(Saved entries)
=======
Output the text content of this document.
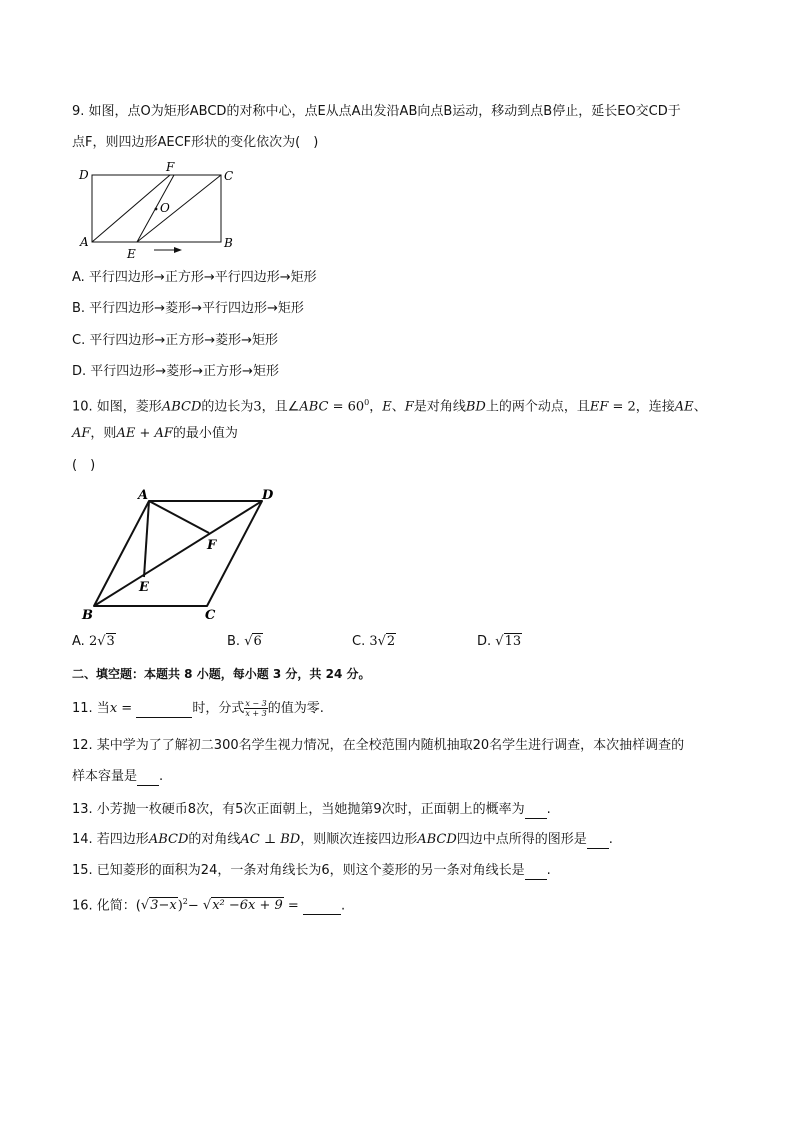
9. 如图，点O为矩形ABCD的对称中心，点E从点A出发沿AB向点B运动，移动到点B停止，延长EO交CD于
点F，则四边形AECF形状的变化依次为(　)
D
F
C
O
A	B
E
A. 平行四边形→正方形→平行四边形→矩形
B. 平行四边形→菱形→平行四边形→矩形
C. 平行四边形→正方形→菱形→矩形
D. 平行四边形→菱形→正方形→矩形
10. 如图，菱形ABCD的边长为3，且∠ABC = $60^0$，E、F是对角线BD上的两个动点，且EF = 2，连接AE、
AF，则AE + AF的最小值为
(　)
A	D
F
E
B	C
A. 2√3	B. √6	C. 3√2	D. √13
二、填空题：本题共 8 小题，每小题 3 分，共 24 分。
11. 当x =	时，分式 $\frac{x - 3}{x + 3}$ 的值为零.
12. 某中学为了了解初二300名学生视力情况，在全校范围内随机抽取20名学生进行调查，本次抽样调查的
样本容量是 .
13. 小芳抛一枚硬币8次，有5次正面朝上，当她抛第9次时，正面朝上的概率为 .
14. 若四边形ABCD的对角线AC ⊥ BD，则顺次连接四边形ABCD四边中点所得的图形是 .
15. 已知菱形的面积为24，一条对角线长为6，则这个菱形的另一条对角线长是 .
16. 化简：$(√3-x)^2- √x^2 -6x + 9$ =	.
=======
Quote every line of the records above exactly; no picture is to be copied.

* _RESULT OF THIS TASK_:
Output the text content of this document.
9. 如图，点O为矩形ABCD的对称中心，点E从点A出发沿AB向点B运动，移动到点B停止，延长EO交CD于
点F，则四边形AECF形状的变化依次为(　)
D
F
C
O
A	B
E
A. 平行四边形→正方形→平行四边形→矩形
B. 平行四边形→菱形→平行四边形→矩形
C. 平行四边形→正方形→菱形→矩形
D. 平行四边形→菱形→正方形→矩形
10. 如图，菱形ABCD的边长为3，且∠ABC = $60^0$，E、F是对角线BD上的两个动点，且EF = 2，连接AE、
AF，则AE + AF的最小值为
(　)
A	D
F
E
B	C
A. 2√3	B. √6	C. 3√2	D. √13
二、填空题：本题共 8 小题，每小题 3 分，共 24 分。
11. 当x =	时，分式 $\frac{x - 3}{x + 3}$ 的值为零.
12. 某中学为了了解初二300名学生视力情况，在全校范围内随机抽取20名学生进行调查，本次抽样调查的
样本容量是 .
13. 小芳抛一枚硬币8次，有5次正面朝上，当她抛第9次时，正面朝上的概率为 .
14. 若四边形ABCD的对角线AC ⊥ BD，则顺次连接四边形ABCD四边中点所得的图形是 .
15. 已知菱形的面积为24，一条对角线长为6，则这个菱形的另一条对角线长是 .
16. 化简：$(√3-x)^2- √x^2 -6x + 9$ =	.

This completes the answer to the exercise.